### Dataset

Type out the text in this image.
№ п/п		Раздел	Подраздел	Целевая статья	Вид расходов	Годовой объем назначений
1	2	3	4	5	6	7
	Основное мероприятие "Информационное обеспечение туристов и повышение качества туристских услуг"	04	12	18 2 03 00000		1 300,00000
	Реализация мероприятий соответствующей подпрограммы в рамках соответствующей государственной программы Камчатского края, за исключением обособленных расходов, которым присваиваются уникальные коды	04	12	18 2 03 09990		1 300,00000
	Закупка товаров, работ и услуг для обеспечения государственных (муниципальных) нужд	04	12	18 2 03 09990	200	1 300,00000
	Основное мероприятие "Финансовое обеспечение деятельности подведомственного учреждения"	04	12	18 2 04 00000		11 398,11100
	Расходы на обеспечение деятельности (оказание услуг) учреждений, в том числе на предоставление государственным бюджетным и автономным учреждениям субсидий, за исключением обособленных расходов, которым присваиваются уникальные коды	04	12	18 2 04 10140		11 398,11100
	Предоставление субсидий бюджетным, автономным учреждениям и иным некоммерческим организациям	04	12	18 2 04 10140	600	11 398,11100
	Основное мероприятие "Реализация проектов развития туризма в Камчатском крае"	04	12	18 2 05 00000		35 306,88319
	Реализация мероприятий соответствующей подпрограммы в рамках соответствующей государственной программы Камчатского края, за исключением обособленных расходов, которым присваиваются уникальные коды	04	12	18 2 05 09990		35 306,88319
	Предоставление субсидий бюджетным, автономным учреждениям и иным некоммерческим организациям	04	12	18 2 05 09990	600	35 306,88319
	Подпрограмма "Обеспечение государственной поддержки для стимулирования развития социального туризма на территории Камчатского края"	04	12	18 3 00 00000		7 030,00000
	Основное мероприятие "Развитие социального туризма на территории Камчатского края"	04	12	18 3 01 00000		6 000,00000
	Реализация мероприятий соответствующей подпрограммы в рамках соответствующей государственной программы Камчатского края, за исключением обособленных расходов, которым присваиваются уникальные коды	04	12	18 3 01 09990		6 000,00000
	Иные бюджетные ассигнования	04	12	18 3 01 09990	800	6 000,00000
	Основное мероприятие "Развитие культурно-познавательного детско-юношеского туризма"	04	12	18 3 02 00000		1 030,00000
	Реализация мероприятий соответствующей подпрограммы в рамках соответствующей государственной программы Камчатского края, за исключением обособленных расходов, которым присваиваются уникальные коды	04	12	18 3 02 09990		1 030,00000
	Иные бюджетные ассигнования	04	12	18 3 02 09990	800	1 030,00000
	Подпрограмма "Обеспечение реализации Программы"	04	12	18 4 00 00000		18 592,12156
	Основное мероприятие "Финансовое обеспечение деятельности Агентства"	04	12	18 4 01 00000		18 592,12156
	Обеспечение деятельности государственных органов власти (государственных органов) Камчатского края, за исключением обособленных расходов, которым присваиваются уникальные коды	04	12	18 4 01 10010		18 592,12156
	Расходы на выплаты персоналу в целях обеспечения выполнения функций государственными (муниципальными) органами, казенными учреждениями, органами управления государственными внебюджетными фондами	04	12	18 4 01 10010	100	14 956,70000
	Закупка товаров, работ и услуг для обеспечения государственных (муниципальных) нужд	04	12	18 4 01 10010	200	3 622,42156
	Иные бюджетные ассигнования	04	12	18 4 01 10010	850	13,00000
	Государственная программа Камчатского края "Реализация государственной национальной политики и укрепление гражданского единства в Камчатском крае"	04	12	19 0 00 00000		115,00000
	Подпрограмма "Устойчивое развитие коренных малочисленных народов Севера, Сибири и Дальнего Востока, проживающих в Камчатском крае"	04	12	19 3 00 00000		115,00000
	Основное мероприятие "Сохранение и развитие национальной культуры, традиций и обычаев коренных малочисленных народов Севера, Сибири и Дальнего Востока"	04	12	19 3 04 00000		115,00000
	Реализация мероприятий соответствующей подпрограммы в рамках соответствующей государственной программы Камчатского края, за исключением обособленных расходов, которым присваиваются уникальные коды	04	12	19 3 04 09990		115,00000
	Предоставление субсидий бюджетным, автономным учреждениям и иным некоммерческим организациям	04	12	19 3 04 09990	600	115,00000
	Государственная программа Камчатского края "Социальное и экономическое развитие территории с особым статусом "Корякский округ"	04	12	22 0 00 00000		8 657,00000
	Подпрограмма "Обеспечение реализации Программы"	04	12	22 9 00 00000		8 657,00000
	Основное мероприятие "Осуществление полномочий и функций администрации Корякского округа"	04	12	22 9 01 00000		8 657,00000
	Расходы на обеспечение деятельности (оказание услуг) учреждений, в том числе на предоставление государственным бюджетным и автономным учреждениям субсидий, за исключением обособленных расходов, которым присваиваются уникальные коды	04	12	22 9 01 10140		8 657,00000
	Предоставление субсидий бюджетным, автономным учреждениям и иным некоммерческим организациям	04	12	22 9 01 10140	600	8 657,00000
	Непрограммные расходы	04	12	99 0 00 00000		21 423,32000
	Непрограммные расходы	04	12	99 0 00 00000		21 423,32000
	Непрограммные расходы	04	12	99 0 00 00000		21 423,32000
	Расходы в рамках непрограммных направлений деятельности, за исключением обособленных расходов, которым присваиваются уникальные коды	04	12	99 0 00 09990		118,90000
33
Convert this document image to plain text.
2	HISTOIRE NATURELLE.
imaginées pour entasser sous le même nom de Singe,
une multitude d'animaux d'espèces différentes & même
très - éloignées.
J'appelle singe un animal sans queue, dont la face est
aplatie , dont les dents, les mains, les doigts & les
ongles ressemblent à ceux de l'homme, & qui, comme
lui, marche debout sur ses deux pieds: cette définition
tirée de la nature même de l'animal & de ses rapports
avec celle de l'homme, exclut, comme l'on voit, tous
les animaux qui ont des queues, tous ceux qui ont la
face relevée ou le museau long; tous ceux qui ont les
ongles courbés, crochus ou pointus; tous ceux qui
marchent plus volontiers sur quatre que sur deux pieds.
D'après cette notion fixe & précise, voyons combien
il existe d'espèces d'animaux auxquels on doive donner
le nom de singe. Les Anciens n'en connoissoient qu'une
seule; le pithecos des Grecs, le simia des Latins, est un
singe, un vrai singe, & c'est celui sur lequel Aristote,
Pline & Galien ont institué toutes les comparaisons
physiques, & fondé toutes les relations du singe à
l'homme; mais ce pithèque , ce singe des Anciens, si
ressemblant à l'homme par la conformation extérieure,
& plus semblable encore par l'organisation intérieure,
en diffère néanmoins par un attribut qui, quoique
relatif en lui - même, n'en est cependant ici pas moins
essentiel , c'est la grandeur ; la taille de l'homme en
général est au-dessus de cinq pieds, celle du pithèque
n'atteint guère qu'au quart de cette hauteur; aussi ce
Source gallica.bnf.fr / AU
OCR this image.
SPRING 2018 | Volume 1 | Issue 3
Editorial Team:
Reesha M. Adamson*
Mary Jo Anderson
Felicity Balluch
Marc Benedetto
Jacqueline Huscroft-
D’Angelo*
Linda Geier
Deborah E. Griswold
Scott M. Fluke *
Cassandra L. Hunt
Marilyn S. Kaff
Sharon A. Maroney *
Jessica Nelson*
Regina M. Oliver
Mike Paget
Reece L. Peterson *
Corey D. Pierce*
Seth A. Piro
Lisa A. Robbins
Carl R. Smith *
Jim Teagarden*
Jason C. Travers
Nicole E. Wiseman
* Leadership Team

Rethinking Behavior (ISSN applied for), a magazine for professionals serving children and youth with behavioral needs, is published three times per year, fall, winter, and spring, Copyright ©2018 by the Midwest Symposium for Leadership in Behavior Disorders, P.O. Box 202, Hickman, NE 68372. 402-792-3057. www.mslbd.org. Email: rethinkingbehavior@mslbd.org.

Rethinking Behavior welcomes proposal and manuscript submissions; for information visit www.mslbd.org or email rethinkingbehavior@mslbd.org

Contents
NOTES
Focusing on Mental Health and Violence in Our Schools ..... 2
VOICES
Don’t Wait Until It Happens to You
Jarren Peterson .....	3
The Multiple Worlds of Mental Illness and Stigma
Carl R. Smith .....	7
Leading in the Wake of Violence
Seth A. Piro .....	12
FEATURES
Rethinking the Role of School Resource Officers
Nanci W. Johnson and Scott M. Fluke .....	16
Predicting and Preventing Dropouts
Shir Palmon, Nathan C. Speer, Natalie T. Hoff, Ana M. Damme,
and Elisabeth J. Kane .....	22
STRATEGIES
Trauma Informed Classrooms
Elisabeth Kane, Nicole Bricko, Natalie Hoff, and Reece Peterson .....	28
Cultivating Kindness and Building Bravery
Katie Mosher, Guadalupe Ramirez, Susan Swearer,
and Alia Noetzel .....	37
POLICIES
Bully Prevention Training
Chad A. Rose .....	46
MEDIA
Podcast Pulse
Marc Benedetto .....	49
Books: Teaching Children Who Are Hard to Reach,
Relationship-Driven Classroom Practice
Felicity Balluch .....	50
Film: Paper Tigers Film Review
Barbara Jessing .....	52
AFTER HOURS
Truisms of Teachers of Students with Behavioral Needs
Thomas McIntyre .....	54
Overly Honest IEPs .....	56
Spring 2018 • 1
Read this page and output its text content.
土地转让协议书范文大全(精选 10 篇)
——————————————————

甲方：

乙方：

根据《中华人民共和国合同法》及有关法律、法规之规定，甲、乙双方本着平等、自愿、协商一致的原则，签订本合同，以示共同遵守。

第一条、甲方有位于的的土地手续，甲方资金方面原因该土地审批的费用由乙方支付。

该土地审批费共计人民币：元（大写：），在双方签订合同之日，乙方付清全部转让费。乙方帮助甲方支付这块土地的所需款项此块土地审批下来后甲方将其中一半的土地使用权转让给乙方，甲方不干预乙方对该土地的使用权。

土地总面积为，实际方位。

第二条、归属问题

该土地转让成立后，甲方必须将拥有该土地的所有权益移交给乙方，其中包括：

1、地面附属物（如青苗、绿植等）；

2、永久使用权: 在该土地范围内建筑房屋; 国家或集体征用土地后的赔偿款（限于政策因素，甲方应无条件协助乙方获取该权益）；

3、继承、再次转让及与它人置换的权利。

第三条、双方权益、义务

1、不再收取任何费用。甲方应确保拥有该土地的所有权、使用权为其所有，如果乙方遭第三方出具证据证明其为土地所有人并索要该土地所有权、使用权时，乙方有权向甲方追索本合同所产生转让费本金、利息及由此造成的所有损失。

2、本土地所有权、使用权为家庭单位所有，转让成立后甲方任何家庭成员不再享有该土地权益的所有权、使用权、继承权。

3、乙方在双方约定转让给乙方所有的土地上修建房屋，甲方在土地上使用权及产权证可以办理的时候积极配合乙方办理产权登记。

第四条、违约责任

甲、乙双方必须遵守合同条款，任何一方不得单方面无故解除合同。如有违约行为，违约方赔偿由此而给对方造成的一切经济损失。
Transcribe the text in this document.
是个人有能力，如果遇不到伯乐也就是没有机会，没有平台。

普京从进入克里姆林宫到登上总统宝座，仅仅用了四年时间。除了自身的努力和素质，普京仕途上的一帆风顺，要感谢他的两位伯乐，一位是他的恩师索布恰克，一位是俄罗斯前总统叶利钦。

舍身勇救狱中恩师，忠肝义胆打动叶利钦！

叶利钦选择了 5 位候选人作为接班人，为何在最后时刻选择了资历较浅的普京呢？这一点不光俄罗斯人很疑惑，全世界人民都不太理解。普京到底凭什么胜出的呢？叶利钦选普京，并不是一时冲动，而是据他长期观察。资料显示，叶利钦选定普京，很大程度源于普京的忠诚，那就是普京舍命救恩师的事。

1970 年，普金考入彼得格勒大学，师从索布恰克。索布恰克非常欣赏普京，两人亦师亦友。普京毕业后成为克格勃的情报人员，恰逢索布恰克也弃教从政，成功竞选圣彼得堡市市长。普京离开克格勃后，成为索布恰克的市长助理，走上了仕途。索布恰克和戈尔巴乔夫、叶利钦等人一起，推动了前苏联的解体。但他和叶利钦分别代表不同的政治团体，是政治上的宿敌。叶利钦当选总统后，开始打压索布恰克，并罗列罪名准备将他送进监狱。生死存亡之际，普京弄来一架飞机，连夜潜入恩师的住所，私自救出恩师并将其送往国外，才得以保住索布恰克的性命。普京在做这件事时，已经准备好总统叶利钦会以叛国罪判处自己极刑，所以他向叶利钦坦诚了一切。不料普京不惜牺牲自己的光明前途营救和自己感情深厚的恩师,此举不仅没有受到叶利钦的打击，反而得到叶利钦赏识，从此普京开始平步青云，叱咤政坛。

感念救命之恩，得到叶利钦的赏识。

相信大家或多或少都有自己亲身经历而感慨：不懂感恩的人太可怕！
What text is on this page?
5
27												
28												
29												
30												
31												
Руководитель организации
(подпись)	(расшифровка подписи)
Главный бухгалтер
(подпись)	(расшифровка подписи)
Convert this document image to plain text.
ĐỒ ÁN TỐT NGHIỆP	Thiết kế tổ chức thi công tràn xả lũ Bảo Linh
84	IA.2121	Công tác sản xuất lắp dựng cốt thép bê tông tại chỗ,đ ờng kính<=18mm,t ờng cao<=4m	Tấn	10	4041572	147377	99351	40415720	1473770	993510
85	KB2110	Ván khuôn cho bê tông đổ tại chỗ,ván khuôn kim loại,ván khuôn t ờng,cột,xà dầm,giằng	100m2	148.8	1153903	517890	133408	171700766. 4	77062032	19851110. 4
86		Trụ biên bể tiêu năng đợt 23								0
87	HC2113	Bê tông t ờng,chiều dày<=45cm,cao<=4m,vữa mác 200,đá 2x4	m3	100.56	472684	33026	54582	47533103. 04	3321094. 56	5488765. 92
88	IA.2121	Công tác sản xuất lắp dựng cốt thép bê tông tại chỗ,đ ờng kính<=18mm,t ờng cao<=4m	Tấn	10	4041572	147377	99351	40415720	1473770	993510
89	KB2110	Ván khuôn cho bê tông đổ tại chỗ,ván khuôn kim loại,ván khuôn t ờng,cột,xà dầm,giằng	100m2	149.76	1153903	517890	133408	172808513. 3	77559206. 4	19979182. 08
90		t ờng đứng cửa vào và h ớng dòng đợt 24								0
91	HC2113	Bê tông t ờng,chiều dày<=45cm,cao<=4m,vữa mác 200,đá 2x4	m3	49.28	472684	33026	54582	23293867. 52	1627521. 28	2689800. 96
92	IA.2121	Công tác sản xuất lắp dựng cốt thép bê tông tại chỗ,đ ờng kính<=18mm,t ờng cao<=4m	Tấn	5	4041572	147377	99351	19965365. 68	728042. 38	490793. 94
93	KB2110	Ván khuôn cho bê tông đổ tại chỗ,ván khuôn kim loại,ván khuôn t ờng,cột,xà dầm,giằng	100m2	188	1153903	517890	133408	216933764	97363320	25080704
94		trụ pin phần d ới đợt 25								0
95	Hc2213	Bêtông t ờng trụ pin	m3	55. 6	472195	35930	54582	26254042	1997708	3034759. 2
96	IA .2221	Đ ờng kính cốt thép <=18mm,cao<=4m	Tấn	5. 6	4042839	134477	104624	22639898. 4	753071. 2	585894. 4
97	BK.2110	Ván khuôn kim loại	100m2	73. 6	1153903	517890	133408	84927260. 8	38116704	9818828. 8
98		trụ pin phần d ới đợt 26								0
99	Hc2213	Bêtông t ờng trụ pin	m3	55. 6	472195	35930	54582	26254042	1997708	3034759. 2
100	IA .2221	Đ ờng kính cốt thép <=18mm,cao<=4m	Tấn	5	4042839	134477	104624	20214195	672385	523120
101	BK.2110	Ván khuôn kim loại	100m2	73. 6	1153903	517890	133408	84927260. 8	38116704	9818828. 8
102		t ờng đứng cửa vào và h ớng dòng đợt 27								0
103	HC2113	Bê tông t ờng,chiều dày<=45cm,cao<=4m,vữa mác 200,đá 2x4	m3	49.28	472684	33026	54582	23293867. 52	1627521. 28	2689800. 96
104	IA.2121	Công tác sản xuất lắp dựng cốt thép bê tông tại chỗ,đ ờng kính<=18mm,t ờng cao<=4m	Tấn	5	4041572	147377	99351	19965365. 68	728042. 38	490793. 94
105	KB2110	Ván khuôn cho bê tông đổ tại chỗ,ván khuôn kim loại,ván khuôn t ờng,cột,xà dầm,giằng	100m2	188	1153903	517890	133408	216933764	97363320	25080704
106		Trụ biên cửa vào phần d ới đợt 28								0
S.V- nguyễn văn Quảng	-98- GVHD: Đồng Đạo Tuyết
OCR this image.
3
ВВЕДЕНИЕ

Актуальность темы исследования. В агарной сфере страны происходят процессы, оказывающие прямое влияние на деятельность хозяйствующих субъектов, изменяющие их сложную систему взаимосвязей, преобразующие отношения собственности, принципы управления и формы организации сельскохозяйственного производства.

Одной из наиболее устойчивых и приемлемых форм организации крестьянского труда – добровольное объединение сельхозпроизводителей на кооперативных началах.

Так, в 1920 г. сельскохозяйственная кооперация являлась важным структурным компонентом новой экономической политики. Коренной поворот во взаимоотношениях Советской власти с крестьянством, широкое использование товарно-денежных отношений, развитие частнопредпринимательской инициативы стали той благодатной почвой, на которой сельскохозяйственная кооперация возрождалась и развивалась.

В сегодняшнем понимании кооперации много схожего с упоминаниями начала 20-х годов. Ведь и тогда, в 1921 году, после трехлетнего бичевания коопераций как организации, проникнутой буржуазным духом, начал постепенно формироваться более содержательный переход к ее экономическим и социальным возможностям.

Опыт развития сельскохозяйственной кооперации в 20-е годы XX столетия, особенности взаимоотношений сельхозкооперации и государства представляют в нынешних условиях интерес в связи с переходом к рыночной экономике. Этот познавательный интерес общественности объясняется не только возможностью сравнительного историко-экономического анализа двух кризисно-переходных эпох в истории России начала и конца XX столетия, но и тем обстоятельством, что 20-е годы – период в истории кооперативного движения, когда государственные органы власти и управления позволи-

######

§ **Task to carry out**: Pull out every line holding "Peterson" from the records above, and copy it.

§ **The output**:
Reece L. Peterson *
Jarren Peterson .....	3
Elisabeth Kane, Nicole Bricko, Natalie Hoff, and Reece Peterson .....	28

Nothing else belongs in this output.